** Start of Stored rows **
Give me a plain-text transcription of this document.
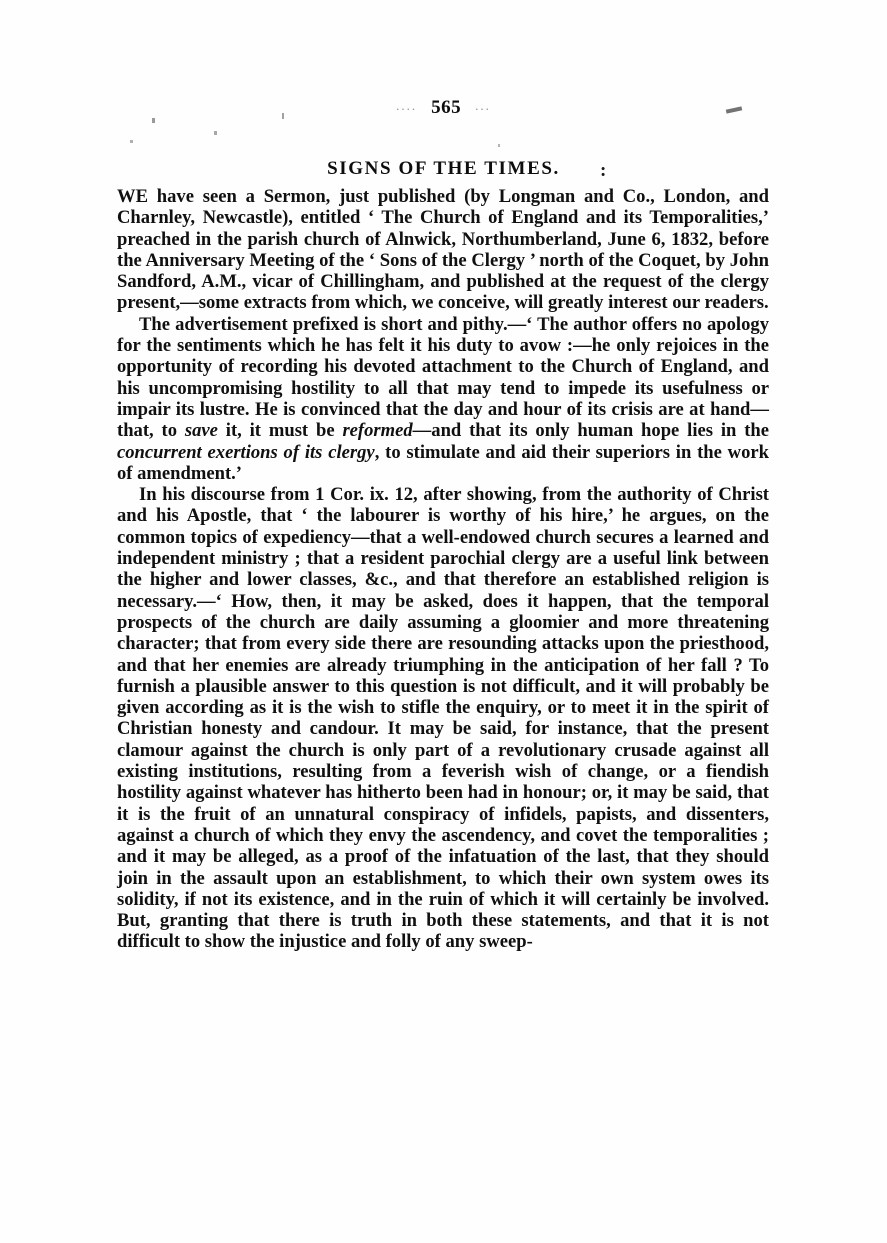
.... 565 ...
SIGNS OF THE TIMES.	:

WE have seen a Sermon, just published (by Longman and Co., London, and Charnley, Newcastle), entitled ‘ The Church of England and its Temporalities,’ preached in the parish church of Alnwick, Northumberland, June 6, 1832, before the Anniversary Meeting of the ‘ Sons of the Clergy ’ north of the Coquet, by John Sandford, A.M., vicar of Chillingham, and published at the request of the clergy present,—some extracts from which, we conceive, will greatly interest our readers.

The advertisement prefixed is short and pithy.—‘ The author offers no apology for the sentiments which he has felt it his duty to avow :—he only rejoices in the opportunity of recording his devoted attachment to the Church of England, and his uncompromising hostility to all that may tend to impede its usefulness or impair its lustre. He is convinced that the day and hour of its crisis are at hand—that, to save it, it must be reformed—and that its only human hope lies in the concurrent exertions of its clergy, to stimulate and aid their superiors in the work of amendment.’

In his discourse from 1 Cor. ix. 12, after showing, from the authority of Christ and his Apostle, that ‘ the labourer is worthy of his hire,’ he argues, on the common topics of expediency—that a well-endowed church secures a learned and independent ministry ; that a resident parochial clergy are a useful link between the higher and lower classes, &c., and that therefore an established religion is necessary.—‘ How, then, it may be asked, does it happen, that the temporal prospects of the church are daily assuming a gloomier and more threatening character; that from every side there are resounding attacks upon the priesthood, and that her enemies are already triumphing in the anticipation of her fall ? To furnish a plausible answer to this question is not difficult, and it will probably be given according as it is the wish to stifle the enquiry, or to meet it in the spirit of Christian honesty and candour. It may be said, for instance, that the present clamour against the church is only part of a revolutionary crusade against all existing institutions, resulting from a feverish wish of change, or a fiendish hostility against whatever has hitherto been had in honour; or, it may be said, that it is the fruit of an unnatural conspiracy of infidels, papists, and dissenters, against a church of which they envy the ascendency, and covet the temporalities ; and it may be alleged, as a proof of the infatuation of the last, that they should join in the assault upon an establishment, to which their own system owes its solidity, if not its existence, and in the ruin of which it will certainly be involved. But, granting that there is truth in both these statements, and that it is not difficult to show the injustice and folly of any sweep-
** End of Stored rows **
- _What to produce_
Each record above must be returned exactly as written, with its pictures omitted.

- _Solved problem_
Give me a plain-text transcription of this document.
.... 565 ...
SIGNS OF THE TIMES.	:

WE have seen a Sermon, just published (by Longman and Co., London, and Charnley, Newcastle), entitled ‘ The Church of England and its Temporalities,’ preached in the parish church of Alnwick, Northumberland, June 6, 1832, before the Anniversary Meeting of the ‘ Sons of the Clergy ’ north of the Coquet, by John Sandford, A.M., vicar of Chillingham, and published at the request of the clergy present,—some extracts from which, we conceive, will greatly interest our readers.

The advertisement prefixed is short and pithy.—‘ The author offers no apology for the sentiments which he has felt it his duty to avow :—he only rejoices in the opportunity of recording his devoted attachment to the Church of England, and his uncompromising hostility to all that may tend to impede its usefulness or impair its lustre. He is convinced that the day and hour of its crisis are at hand—that, to save it, it must be reformed—and that its only human hope lies in the concurrent exertions of its clergy, to stimulate and aid their superiors in the work of amendment.’

In his discourse from 1 Cor. ix. 12, after showing, from the authority of Christ and his Apostle, that ‘ the labourer is worthy of his hire,’ he argues, on the common topics of expediency—that a well-endowed church secures a learned and independent ministry ; that a resident parochial clergy are a useful link between the higher and lower classes, &c., and that therefore an established religion is necessary.—‘ How, then, it may be asked, does it happen, that the temporal prospects of the church are daily assuming a gloomier and more threatening character; that from every side there are resounding attacks upon the priesthood, and that her enemies are already triumphing in the anticipation of her fall ? To furnish a plausible answer to this question is not difficult, and it will probably be given according as it is the wish to stifle the enquiry, or to meet it in the spirit of Christian honesty and candour. It may be said, for instance, that the present clamour against the church is only part of a revolutionary crusade against all existing institutions, resulting from a feverish wish of change, or a fiendish hostility against whatever has hitherto been had in honour; or, it may be said, that it is the fruit of an unnatural conspiracy of infidels, papists, and dissenters, against a church of which they envy the ascendency, and covet the temporalities ; and it may be alleged, as a proof of the infatuation of the last, that they should join in the assault upon an establishment, to which their own system owes its solidity, if not its existence, and in the ruin of which it will certainly be involved. But, granting that there is truth in both these statements, and that it is not difficult to show the injustice and folly of any sweep-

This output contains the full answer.